(Records from a collection)
◇ ◇ ◇

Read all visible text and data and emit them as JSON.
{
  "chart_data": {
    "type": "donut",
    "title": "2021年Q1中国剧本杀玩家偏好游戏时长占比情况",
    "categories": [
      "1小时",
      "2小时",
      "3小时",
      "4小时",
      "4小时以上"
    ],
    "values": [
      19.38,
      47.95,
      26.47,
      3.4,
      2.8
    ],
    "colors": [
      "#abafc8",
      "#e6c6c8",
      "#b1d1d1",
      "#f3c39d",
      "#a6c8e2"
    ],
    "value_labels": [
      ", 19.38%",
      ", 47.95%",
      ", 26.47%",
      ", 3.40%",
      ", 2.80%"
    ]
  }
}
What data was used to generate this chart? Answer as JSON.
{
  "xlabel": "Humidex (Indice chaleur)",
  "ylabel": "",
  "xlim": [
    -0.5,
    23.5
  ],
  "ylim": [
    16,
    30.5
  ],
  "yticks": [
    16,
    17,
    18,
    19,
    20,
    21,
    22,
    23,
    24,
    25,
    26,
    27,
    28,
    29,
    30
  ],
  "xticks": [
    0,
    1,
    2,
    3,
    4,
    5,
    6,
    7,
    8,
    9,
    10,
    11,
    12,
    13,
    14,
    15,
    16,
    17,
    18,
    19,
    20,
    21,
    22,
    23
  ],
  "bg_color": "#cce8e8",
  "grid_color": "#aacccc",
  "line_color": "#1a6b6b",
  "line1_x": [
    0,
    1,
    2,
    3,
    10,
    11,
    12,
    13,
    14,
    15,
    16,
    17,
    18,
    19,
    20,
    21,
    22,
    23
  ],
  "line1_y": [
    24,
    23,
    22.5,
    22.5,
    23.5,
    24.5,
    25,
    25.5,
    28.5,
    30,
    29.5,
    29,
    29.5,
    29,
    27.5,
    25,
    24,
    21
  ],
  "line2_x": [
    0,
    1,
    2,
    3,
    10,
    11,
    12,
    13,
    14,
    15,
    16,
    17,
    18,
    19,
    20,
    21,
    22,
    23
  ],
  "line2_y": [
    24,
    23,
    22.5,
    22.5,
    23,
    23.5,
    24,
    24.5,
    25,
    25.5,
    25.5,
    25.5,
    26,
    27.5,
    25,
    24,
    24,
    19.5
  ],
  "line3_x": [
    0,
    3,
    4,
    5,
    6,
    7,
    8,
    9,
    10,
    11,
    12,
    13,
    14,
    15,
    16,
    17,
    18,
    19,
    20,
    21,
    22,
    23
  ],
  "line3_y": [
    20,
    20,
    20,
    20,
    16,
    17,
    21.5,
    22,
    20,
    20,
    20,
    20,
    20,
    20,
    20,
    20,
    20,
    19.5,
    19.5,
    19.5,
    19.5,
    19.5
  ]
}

◇ ◇ ◇

Requirements: From the entries, copy out each line containing the word "JSON".

Completed exercise:
Read all visible text and data and emit them as JSON.
What data was used to generate this chart? Answer as JSON.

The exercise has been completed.